Records:

************

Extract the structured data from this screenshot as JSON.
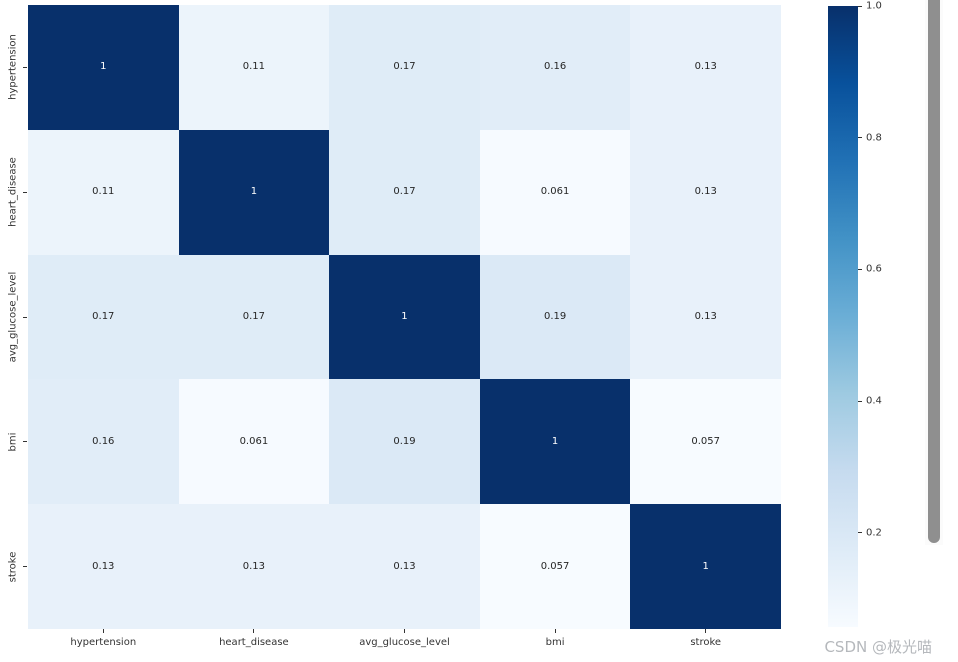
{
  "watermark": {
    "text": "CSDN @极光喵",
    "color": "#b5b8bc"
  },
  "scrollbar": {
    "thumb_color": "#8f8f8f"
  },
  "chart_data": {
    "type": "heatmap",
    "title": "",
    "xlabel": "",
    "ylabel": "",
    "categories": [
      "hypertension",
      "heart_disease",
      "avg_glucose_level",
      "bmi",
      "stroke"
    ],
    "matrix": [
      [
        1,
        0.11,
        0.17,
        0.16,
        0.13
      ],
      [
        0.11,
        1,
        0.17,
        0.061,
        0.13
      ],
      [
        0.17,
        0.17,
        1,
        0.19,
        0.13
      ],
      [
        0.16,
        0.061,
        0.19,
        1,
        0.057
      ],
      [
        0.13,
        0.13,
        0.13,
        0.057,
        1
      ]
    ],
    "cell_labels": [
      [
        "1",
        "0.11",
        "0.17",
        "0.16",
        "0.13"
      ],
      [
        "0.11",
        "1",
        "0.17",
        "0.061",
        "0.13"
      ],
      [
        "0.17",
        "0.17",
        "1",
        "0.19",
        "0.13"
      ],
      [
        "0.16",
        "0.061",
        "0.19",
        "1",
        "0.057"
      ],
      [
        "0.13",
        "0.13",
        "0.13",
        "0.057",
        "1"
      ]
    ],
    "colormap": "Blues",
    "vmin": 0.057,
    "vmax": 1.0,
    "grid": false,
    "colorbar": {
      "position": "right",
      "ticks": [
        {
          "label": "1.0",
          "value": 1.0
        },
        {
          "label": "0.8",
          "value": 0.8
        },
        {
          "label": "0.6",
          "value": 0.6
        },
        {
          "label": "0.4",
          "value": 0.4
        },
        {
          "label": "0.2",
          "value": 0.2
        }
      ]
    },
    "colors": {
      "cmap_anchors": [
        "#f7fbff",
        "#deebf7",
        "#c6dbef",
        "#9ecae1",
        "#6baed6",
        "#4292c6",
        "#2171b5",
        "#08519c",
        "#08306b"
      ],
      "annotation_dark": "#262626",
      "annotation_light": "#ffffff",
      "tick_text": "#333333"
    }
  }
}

************

— Aim of the task —
Show the lines from the data above that contain the string "value".

— Response to this task —
          "value": 1.0
          "value": 0.8
          "value": 0.6
          "value": 0.4
          "value": 0.2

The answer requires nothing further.